--- Start PROVIDED INFORMATION ---
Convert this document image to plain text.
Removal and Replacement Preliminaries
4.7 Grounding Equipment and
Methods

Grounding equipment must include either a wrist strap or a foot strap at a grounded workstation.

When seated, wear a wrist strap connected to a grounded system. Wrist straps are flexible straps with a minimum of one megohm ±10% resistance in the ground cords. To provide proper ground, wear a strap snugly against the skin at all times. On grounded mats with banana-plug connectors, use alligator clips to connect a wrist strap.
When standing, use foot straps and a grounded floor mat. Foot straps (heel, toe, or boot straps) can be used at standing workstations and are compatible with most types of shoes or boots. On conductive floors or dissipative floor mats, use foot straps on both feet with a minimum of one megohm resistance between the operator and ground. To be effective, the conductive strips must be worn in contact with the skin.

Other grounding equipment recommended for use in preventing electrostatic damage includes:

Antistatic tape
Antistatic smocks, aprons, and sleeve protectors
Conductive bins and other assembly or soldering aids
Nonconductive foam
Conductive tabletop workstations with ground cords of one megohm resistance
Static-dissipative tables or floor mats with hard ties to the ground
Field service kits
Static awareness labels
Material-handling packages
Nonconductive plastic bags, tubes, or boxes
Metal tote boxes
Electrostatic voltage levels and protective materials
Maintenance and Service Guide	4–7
--- End PROVIDED INFORMATION ---
**EXERCISE GOAL:** In the listing above, find each line with the word "Nonconductive" and copy it.

**PROBLEM SOLUTION:**
Nonconductive foam
Nonconductive plastic bags, tubes, or boxes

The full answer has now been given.